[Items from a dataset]
..........
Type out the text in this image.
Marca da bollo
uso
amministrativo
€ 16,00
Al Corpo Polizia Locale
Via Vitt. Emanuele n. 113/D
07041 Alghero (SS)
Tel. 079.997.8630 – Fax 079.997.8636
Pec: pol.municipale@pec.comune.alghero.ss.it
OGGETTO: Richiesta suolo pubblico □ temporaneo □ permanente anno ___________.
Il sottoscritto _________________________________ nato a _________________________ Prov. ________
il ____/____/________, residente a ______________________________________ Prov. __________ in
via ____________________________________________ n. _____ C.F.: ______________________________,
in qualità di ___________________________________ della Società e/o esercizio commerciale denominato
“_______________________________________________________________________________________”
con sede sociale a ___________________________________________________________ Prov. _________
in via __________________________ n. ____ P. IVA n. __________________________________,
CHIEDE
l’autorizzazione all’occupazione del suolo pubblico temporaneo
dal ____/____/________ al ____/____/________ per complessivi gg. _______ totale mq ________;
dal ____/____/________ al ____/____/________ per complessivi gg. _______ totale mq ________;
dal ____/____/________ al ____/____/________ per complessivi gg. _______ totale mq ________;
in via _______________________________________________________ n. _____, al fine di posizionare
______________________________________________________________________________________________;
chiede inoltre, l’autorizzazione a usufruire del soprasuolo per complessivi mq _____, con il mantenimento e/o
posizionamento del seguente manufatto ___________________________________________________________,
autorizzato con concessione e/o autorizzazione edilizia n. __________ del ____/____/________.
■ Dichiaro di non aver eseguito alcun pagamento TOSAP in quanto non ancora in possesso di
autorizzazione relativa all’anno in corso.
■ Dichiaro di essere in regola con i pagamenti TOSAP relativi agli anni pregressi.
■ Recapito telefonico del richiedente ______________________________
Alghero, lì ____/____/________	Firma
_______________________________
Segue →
..........
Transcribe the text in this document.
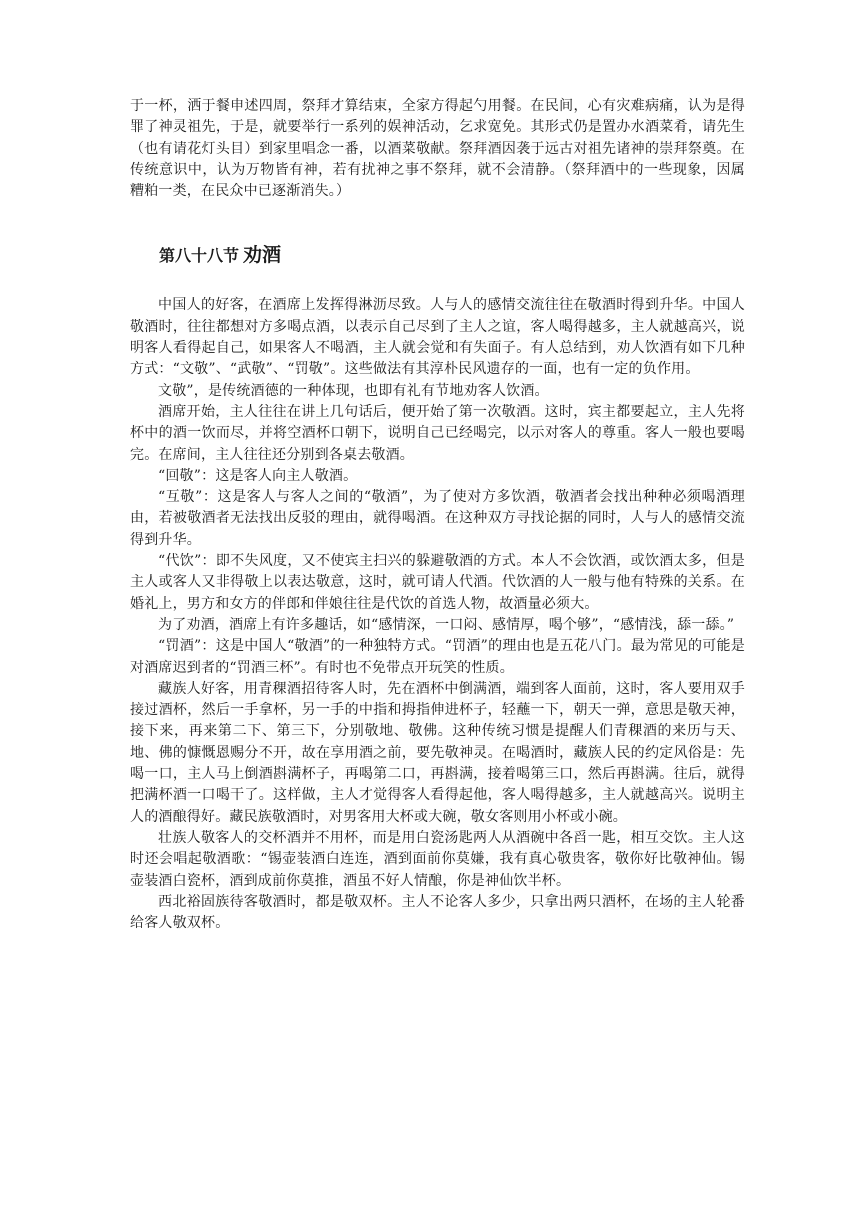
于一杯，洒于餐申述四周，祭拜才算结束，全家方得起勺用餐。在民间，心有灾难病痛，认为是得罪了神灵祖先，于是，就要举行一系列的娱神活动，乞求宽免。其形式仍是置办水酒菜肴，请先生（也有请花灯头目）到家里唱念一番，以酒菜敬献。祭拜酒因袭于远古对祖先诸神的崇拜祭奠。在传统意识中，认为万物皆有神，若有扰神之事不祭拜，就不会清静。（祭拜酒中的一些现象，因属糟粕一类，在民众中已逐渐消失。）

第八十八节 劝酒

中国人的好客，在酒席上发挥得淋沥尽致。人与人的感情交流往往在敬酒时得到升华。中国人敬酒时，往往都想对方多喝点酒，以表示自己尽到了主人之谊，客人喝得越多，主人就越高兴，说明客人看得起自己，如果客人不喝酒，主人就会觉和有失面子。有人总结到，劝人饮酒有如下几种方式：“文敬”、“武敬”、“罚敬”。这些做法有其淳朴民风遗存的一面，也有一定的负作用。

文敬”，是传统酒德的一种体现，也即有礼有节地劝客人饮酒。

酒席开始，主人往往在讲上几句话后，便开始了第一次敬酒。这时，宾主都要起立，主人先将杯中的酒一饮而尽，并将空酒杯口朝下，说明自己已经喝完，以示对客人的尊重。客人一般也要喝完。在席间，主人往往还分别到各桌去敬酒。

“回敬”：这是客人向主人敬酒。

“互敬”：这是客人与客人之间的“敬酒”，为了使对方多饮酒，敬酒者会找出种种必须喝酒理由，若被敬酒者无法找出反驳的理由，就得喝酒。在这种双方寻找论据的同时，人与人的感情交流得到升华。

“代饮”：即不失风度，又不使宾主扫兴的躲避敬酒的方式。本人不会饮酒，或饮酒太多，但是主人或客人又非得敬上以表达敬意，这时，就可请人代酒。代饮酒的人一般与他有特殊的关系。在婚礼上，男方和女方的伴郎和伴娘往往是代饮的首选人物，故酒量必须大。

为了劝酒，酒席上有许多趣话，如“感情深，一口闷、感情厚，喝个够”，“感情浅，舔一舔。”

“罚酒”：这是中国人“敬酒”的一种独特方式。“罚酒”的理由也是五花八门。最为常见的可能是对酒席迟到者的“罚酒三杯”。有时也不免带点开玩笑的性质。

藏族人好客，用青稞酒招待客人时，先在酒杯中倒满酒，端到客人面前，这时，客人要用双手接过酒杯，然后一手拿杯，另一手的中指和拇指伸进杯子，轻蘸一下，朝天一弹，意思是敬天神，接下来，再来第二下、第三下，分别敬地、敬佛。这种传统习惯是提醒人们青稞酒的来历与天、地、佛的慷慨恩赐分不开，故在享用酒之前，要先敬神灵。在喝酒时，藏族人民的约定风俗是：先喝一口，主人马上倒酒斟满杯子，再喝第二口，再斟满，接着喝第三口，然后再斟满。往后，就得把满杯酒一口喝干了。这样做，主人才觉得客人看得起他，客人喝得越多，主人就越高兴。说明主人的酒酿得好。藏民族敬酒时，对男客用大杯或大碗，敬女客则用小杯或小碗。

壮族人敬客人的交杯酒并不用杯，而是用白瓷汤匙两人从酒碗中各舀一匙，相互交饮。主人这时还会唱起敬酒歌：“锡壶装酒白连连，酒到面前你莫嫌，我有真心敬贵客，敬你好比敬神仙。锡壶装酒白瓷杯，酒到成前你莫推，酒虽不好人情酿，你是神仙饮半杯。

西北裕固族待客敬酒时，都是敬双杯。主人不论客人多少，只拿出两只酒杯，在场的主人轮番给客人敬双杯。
..........
What you will do: Count the lines above in which the word "Dichiaro" appears, then state only that count.

Result of the exercise: 2